Repeat every entry in the listing below, exactly.

**Stored items from a collection:**
::::

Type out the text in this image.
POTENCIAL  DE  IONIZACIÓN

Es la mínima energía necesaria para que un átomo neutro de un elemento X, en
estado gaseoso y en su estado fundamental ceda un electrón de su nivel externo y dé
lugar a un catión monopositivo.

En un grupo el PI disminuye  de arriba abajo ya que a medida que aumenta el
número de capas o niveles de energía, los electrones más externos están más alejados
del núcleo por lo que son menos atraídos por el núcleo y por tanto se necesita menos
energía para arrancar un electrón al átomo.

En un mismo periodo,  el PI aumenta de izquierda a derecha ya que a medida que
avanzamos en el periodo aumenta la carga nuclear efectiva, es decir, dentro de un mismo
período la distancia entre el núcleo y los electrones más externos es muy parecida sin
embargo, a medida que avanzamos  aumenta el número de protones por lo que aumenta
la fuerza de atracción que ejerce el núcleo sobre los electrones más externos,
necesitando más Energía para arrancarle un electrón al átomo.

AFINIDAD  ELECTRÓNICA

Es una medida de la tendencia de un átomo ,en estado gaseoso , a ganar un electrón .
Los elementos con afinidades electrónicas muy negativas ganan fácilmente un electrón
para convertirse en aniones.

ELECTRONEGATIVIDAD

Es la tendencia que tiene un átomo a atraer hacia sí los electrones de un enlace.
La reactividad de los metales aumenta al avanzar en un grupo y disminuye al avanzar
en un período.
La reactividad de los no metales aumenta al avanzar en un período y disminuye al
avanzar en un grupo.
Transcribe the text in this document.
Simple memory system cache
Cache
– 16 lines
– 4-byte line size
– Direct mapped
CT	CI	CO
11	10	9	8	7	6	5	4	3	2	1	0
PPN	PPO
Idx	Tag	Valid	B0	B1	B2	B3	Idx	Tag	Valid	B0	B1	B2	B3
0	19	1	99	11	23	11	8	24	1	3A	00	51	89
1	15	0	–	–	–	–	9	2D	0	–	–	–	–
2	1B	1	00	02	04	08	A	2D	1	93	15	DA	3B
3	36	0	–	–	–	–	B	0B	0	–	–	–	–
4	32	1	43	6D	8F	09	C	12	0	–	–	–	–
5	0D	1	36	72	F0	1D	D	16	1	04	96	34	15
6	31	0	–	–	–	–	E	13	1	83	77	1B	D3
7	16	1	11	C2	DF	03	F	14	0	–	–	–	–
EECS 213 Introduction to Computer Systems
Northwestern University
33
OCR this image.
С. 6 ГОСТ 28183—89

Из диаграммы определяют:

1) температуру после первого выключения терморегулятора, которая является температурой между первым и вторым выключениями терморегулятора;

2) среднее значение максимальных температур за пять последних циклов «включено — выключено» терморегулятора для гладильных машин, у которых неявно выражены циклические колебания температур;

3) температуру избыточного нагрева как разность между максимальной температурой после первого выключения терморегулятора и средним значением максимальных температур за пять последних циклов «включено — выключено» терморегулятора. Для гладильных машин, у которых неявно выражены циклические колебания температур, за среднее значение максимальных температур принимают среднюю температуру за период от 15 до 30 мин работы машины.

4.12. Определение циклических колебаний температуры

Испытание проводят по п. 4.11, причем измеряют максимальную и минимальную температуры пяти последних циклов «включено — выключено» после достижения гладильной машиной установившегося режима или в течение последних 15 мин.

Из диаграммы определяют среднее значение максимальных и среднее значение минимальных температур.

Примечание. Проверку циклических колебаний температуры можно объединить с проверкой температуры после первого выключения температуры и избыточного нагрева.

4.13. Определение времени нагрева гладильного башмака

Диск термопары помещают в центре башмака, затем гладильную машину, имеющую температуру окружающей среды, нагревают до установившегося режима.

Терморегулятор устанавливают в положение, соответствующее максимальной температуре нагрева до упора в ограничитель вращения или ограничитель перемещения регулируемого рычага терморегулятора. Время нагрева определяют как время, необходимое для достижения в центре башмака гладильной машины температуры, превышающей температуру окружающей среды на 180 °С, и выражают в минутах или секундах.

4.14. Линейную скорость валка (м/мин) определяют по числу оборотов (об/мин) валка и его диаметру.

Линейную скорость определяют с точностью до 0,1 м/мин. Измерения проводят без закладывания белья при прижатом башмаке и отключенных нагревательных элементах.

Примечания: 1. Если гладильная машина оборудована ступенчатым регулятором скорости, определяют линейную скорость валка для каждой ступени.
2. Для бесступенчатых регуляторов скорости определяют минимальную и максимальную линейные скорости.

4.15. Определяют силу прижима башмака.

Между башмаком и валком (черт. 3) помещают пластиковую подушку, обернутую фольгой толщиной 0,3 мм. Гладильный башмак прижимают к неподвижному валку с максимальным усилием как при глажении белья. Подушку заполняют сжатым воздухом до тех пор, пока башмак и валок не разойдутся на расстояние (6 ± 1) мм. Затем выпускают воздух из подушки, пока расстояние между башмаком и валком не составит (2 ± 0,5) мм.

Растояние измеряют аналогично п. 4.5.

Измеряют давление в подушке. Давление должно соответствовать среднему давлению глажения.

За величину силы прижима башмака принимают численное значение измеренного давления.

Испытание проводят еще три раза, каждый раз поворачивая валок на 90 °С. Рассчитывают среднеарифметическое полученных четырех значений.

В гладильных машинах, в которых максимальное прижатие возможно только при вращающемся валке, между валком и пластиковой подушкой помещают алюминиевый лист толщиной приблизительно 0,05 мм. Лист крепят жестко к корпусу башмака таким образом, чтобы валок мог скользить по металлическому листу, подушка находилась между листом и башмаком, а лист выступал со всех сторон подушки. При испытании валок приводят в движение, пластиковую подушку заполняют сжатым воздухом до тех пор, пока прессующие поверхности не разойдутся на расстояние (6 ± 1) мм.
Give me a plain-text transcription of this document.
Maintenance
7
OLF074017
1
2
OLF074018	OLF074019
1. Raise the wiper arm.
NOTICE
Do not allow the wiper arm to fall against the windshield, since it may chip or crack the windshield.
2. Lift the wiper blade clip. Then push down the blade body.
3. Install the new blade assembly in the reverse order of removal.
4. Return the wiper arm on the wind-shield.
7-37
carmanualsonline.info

::::

**WORKED ANSWER:**
Type out the text in this image.
POTENCIAL  DE  IONIZACIÓN

Es la mínima energía necesaria para que un átomo neutro de un elemento X, en
estado gaseoso y en su estado fundamental ceda un electrón de su nivel externo y dé
lugar a un catión monopositivo.

En un grupo el PI disminuye  de arriba abajo ya que a medida que aumenta el
número de capas o niveles de energía, los electrones más externos están más alejados
del núcleo por lo que son menos atraídos por el núcleo y por tanto se necesita menos
energía para arrancar un electrón al átomo.

En un mismo periodo,  el PI aumenta de izquierda a derecha ya que a medida que
avanzamos en el periodo aumenta la carga nuclear efectiva, es decir, dentro de un mismo
período la distancia entre el núcleo y los electrones más externos es muy parecida sin
embargo, a medida que avanzamos  aumenta el número de protones por lo que aumenta
la fuerza de atracción que ejerce el núcleo sobre los electrones más externos,
necesitando más Energía para arrancarle un electrón al átomo.

AFINIDAD  ELECTRÓNICA

Es una medida de la tendencia de un átomo ,en estado gaseoso , a ganar un electrón .
Los elementos con afinidades electrónicas muy negativas ganan fácilmente un electrón
para convertirse en aniones.

ELECTRONEGATIVIDAD

Es la tendencia que tiene un átomo a atraer hacia sí los electrones de un enlace.
La reactividad de los metales aumenta al avanzar en un grupo y disminuye al avanzar
en un período.
La reactividad de los no metales aumenta al avanzar en un período y disminuye al
avanzar en un grupo.
Transcribe the text in this document.
Simple memory system cache
Cache
– 16 lines
– 4-byte line size
– Direct mapped
CT	CI	CO
11	10	9	8	7	6	5	4	3	2	1	0
PPN	PPO
Idx	Tag	Valid	B0	B1	B2	B3	Idx	Tag	Valid	B0	B1	B2	B3
0	19	1	99	11	23	11	8	24	1	3A	00	51	89
1	15	0	–	–	–	–	9	2D	0	–	–	–	–
2	1B	1	00	02	04	08	A	2D	1	93	15	DA	3B
3	36	0	–	–	–	–	B	0B	0	–	–	–	–
4	32	1	43	6D	8F	09	C	12	0	–	–	–	–
5	0D	1	36	72	F0	1D	D	16	1	04	96	34	15
6	31	0	–	–	–	–	E	13	1	83	77	1B	D3
7	16	1	11	C2	DF	03	F	14	0	–	–	–	–
EECS 213 Introduction to Computer Systems
Northwestern University
33
OCR this image.
С. 6 ГОСТ 28183—89

Из диаграммы определяют:

1) температуру после первого выключения терморегулятора, которая является температурой между первым и вторым выключениями терморегулятора;

2) среднее значение максимальных температур за пять последних циклов «включено — выключено» терморегулятора для гладильных машин, у которых неявно выражены циклические колебания температур;

3) температуру избыточного нагрева как разность между максимальной температурой после первого выключения терморегулятора и средним значением максимальных температур за пять последних циклов «включено — выключено» терморегулятора. Для гладильных машин, у которых неявно выражены циклические колебания температур, за среднее значение максимальных температур принимают среднюю температуру за период от 15 до 30 мин работы машины.

4.12. Определение циклических колебаний температуры

Испытание проводят по п. 4.11, причем измеряют максимальную и минимальную температуры пяти последних циклов «включено — выключено» после достижения гладильной машиной установившегося режима или в течение последних 15 мин.

Из диаграммы определяют среднее значение максимальных и среднее значение минимальных температур.

Примечание. Проверку циклических колебаний температуры можно объединить с проверкой температуры после первого выключения температуры и избыточного нагрева.

4.13. Определение времени нагрева гладильного башмака

Диск термопары помещают в центре башмака, затем гладильную машину, имеющую температуру окружающей среды, нагревают до установившегося режима.

Терморегулятор устанавливают в положение, соответствующее максимальной температуре нагрева до упора в ограничитель вращения или ограничитель перемещения регулируемого рычага терморегулятора. Время нагрева определяют как время, необходимое для достижения в центре башмака гладильной машины температуры, превышающей температуру окружающей среды на 180 °С, и выражают в минутах или секундах.

4.14. Линейную скорость валка (м/мин) определяют по числу оборотов (об/мин) валка и его диаметру.

Линейную скорость определяют с точностью до 0,1 м/мин. Измерения проводят без закладывания белья при прижатом башмаке и отключенных нагревательных элементах.

Примечания: 1. Если гладильная машина оборудована ступенчатым регулятором скорости, определяют линейную скорость валка для каждой ступени.
2. Для бесступенчатых регуляторов скорости определяют минимальную и максимальную линейные скорости.

4.15. Определяют силу прижима башмака.

Между башмаком и валком (черт. 3) помещают пластиковую подушку, обернутую фольгой толщиной 0,3 мм. Гладильный башмак прижимают к неподвижному валку с максимальным усилием как при глажении белья. Подушку заполняют сжатым воздухом до тех пор, пока башмак и валок не разойдутся на расстояние (6 ± 1) мм. Затем выпускают воздух из подушки, пока расстояние между башмаком и валком не составит (2 ± 0,5) мм.

Растояние измеряют аналогично п. 4.5.

Измеряют давление в подушке. Давление должно соответствовать среднему давлению глажения.

За величину силы прижима башмака принимают численное значение измеренного давления.

Испытание проводят еще три раза, каждый раз поворачивая валок на 90 °С. Рассчитывают среднеарифметическое полученных четырех значений.

В гладильных машинах, в которых максимальное прижатие возможно только при вращающемся валке, между валком и пластиковой подушкой помещают алюминиевый лист толщиной приблизительно 0,05 мм. Лист крепят жестко к корпусу башмака таким образом, чтобы валок мог скользить по металлическому листу, подушка находилась между листом и башмаком, а лист выступал со всех сторон подушки. При испытании валок приводят в движение, пластиковую подушку заполняют сжатым воздухом до тех пор, пока прессующие поверхности не разойдутся на расстояние (6 ± 1) мм.
Give me a plain-text transcription of this document.
Maintenance
7
OLF074017
1
2
OLF074018	OLF074019
1. Raise the wiper arm.
NOTICE
Do not allow the wiper arm to fall against the windshield, since it may chip or crack the windshield.
2. Lift the wiper blade clip. Then push down the blade body.
3. Install the new blade assembly in the reverse order of removal.
4. Return the wiper arm on the wind-shield.
7-37
carmanualsonline.info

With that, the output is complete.